| PASSAGE PROVIDED |
Even if they are not annotated, I can analize them myself and recognise middlegame patterns, let alone memorise the main moves

kingsrook11

Morozevich

ThrillerFan
nacional100 wrote:

Even if they are not annotated, I can analize them myself and recognise middlegame patterns, let alone memorise the main moves

That won't cut it.  It's not about memorizing main moves.  So what if you can reel off the sequence 1.e4 e6 2.d4 d5 3.Nd2 Nf6 4.e5 Nfd7 5.Bd3 c5 6.c3 Nc6 7.Ne2 Qb6 8.Nf3 cxd4 9.cxd4 f6 10.exf6 Nxf6 11.O-O Bd6 (or 7...cxd4 8.cxd4 f6 9.exf6 Nxf6 10.O-O Bd6 11.Nf3 and now 11...Qb6 or else 11...Qc7 or 11...O-O).  That won't cut it.

 

White plays 5.f4, now what?

White plays 7.Ngf3, now what?

In the line with 7...cxd4, White plays 9.Nf4, now what?

In the line with 7...Qb6, White plays 10.Nc3, now what?

 

All of those are fairly common side variations.  This doesn't even account for when White does something stupid.

You need to understand, not memorize.  If you want to be any good, you need something that has annotations by someone far stronger than yourself!

That's how I've figured out which openings I have no business playing.  I can memorize any main stream opening or defense.  But if memorizing is all I can do and not truly understand it, and know what to do when the opponent deviates, then it's not an intelligent idea to play it.

I "understand" the Old Indian, King's Indian, and QGD.

I can "memorize", but still don't "get it", when it comes to the Grunfeld and Nimzo-Indian.

 

There are lines of the Grunfeld or Nimzo-Indian that I could regurgitate 15 to 20 moves deep.  Still doesn't mean I understand it!

 

So again, the ability to memorize main moves and not actually understand it is going to do nothing more than take you one step forward and two steps back!

nacional100

I can understand, and I will understand more and more when I have looked at more games.

You are being somewhat despective

tornado81

Not "somewhat". This bozo is always despective.

| WORK TO COMPLETE |
1/ Name every chess opening or defense mentioned by name in the chess forum thread.
2/ Write the next part of the chess forum thread, picking up right after its last post.

Stored data:
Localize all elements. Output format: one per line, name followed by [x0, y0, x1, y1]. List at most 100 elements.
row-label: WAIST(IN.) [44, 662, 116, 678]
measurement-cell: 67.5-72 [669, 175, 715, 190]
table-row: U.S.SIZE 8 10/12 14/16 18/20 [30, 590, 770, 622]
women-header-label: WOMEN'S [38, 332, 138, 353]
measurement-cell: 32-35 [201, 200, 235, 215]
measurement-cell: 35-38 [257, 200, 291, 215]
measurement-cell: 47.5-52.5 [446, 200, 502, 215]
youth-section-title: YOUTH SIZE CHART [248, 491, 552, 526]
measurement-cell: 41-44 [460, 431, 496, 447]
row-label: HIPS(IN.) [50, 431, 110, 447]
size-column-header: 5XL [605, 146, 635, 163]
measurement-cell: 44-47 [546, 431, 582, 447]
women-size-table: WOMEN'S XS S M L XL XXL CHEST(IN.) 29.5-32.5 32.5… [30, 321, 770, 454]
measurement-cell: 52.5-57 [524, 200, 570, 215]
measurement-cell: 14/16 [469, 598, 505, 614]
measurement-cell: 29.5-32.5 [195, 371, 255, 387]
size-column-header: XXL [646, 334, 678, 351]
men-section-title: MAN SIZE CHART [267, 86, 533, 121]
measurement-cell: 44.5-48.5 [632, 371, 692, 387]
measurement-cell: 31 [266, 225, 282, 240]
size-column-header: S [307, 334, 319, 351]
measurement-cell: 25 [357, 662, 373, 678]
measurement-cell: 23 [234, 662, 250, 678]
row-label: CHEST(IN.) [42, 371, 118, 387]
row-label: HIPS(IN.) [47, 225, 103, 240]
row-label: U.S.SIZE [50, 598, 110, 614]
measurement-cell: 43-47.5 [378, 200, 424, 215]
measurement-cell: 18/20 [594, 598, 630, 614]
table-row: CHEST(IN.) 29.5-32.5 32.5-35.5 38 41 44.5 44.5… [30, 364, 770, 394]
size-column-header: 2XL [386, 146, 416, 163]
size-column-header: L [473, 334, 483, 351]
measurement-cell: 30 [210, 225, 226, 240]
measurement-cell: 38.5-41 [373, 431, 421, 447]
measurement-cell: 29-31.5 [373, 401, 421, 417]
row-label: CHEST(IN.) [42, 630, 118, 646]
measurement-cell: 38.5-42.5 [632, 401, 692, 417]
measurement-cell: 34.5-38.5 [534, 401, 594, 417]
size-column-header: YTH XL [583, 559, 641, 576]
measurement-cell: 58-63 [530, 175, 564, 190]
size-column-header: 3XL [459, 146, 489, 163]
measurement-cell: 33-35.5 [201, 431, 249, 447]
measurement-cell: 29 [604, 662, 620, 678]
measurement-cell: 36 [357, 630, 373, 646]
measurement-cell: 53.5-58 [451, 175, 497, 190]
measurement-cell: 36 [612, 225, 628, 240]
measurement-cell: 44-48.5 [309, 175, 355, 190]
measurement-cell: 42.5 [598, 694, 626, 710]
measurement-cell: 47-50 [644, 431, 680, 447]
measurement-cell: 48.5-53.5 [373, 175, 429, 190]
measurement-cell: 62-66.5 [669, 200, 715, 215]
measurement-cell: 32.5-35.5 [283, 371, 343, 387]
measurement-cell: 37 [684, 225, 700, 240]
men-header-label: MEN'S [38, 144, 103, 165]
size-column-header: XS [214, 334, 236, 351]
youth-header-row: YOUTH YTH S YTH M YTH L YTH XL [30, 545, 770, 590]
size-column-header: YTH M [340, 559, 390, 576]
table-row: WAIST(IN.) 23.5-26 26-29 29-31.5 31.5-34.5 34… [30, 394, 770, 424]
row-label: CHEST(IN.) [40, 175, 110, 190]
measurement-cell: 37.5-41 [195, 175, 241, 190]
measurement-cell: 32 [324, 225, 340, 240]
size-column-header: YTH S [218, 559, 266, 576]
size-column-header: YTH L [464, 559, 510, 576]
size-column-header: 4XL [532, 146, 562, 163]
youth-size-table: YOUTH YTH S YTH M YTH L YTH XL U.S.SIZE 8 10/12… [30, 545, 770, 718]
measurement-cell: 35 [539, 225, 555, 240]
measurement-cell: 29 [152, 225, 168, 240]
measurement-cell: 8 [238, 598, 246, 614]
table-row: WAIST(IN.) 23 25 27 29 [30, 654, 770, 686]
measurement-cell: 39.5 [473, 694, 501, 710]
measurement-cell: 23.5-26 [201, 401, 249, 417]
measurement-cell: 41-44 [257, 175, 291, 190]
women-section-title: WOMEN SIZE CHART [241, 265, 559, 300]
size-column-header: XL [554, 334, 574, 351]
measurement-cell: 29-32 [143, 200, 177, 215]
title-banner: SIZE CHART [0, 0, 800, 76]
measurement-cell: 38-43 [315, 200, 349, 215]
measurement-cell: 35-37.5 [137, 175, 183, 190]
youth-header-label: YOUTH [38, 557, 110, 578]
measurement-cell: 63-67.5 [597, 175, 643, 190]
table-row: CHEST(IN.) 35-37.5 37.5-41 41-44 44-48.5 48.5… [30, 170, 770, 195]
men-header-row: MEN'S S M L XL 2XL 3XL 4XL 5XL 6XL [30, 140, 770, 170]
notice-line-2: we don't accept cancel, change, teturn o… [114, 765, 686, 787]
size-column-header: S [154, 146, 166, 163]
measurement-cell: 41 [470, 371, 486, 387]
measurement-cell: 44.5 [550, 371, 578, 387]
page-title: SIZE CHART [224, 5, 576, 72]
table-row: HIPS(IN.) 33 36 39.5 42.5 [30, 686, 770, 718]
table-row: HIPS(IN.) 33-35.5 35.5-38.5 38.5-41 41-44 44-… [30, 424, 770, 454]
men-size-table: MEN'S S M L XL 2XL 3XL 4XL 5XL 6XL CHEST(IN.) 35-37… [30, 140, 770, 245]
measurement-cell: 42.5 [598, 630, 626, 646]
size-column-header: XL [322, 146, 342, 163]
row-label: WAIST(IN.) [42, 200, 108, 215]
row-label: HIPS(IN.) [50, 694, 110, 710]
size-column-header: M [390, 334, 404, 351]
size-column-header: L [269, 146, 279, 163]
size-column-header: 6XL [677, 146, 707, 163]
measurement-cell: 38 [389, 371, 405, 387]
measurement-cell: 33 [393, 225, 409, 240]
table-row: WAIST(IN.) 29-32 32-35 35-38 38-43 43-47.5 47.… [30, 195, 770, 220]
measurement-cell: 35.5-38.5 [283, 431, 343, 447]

| ANSWER SET |
1/ Old Indian, King's Indian, QGD, Grunfeld, Nimzo-Indian

2/
blueemu
ThrillerFan wrote:

Viktor Korchnoi

Igor Glek

Nigel Short

Mikhail Botvinnik

Uhlmann!

Ziryab

Morozevich has played it and has developed some innovative ideas.

andrewnox

Alexander Morozevich, Ding Liren, Wesley So and Hikaru Nakamura frequently play it. Other strong players to follow are the German Grandmaster Matthias Bluebaum and the French GM Fabien Libiszewski.

Source here (and pretty good French Defense resource in general)

user800234035

Paul Morphy Varuzhan Akobian

Tdrev

still getting suggestions to material almost 5 years after the question asked its a very helpful forum we have xD

Lastrank

Maroczy, Botvinnik, Petrosian, Korchnoi, and Uhlmann all were good French players.

blueemu
Kenny-Ji wrote:

Paul Morphy Varuzhan Akobian

I'm not aware of a single recorded instance of Morphy playing the French as Black.

OldPatzerMike
blueemu wrote:

I'm not aware of a single recorded instance of Morphy playing the French as Black.

He is known to have played the French only once, against James McConnell in 1850. The way his play focused on attacking the base of White's pawn chain makes one wonder if the 13 year old Morphy somehow got ahold of an advance copy of "My System".

http://www.chessgames.com/perl/chessgame?gid=1340106

Flocelliere
OldPatzerMike wrote:
blueemu wrote:

I'm not aware of a single recorded instance of Morphy playing the French as Black.

He is known to have played the French only once, against James McConnell in 1850. The way his play focused on attacking the base of White's pawn chain makes one wonder if the 13 year old Morphy somehow got ahold of an advance copy of "My System".

http://www.chessgames.com/perl/chessgame?gid=1340106

absolutely stunning play by Morphy!  It's depressing.

MorphysMayhem
nacional100 wrote:

It is said that the best way to study an opening is by going through the games of grandmasters who play it.

Can you tell me grandmasters who used 1...e6 as their main reply to the king pawn opening?

 

Thnaks

botvinnik would be an excellent choice.

Lastrank

http://www.chessgames.com/perl/chessgame?gid=1340106

One of the comments on this game was pretty funny.  It suggests that playing an unfamiliar opening Morphy becomes confused and checkmates white's queen instead of his king.